◆ INPUT DATA

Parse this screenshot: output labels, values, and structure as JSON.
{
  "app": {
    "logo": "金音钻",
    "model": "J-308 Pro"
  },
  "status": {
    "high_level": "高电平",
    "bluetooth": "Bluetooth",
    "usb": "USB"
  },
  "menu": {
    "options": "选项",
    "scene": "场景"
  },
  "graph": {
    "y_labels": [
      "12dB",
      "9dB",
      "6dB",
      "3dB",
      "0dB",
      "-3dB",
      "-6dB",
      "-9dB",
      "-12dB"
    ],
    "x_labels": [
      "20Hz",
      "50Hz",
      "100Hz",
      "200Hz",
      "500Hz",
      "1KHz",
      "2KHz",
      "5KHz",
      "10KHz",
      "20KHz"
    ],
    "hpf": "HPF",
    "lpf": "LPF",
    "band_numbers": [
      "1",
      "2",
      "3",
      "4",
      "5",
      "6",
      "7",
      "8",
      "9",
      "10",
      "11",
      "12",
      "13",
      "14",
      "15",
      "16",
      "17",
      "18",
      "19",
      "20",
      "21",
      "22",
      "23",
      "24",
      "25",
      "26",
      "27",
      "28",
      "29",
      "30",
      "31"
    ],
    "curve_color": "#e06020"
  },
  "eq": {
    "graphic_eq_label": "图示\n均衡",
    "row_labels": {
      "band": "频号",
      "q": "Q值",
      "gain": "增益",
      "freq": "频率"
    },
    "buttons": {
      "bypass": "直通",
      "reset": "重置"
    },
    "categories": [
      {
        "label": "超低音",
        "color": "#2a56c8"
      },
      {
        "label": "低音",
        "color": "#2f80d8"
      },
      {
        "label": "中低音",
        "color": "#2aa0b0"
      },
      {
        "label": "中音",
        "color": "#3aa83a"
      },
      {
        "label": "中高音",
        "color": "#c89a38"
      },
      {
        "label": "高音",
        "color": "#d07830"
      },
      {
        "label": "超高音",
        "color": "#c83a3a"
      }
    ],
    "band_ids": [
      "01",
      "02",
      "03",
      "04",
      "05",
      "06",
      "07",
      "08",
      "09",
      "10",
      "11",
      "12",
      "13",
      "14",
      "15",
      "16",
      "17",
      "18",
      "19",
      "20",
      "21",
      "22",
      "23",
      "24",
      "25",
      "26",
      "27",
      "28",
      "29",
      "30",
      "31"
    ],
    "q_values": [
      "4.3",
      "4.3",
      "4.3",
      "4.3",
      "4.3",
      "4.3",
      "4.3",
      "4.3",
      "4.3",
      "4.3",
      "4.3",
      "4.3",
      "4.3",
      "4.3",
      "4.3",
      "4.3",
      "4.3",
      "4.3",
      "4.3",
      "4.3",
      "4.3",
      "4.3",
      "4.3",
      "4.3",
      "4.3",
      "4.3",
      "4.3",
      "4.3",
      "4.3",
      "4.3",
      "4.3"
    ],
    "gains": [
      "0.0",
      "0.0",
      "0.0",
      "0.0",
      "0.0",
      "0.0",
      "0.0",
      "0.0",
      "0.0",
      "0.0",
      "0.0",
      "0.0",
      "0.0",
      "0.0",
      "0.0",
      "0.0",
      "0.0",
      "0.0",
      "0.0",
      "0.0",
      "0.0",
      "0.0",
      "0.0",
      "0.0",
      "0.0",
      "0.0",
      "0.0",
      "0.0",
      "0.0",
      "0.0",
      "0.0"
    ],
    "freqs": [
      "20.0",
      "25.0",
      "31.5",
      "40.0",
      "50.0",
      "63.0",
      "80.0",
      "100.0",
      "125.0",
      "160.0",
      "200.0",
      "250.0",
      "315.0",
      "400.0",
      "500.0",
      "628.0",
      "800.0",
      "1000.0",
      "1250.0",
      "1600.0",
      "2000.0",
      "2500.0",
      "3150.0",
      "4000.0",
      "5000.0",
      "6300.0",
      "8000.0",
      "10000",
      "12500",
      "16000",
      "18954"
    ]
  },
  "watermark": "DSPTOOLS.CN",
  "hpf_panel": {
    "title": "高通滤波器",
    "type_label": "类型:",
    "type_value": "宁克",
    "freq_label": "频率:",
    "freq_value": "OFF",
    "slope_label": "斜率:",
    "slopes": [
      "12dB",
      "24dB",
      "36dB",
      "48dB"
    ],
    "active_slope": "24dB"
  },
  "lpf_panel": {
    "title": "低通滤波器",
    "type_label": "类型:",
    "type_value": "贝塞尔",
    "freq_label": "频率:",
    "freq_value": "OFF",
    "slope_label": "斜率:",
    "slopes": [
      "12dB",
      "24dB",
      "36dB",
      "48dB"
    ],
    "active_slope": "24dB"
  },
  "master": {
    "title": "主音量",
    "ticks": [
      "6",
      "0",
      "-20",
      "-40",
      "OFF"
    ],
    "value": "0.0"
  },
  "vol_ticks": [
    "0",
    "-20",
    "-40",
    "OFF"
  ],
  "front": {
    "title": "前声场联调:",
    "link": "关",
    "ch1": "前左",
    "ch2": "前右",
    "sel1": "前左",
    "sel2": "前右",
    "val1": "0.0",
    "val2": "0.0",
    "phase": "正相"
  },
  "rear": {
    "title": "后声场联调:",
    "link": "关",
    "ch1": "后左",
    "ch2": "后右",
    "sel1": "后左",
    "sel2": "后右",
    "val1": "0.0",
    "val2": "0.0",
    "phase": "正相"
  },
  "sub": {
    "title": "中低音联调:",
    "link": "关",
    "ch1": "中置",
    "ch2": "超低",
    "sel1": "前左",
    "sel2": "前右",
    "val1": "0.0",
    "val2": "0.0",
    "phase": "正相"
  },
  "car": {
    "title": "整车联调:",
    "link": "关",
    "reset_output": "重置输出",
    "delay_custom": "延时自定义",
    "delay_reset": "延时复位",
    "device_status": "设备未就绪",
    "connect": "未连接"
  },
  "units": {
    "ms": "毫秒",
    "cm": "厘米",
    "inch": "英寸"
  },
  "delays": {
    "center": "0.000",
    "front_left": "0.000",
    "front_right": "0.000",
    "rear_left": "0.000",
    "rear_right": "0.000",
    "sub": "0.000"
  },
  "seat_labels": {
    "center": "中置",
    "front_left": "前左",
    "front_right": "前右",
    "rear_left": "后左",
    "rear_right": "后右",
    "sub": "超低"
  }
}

◆ STATED EXERCISE
Check every line of the data, and copy the ones that contain "title".

◆ PROBLEM SOLUTION
    "title": "高通滤波器",
    "title": "低通滤波器",
    "title": "主音量",
    "title": "前声场联调:",
    "title": "后声场联调:",
    "title": "中低音联调:",
    "title": "整车联调:",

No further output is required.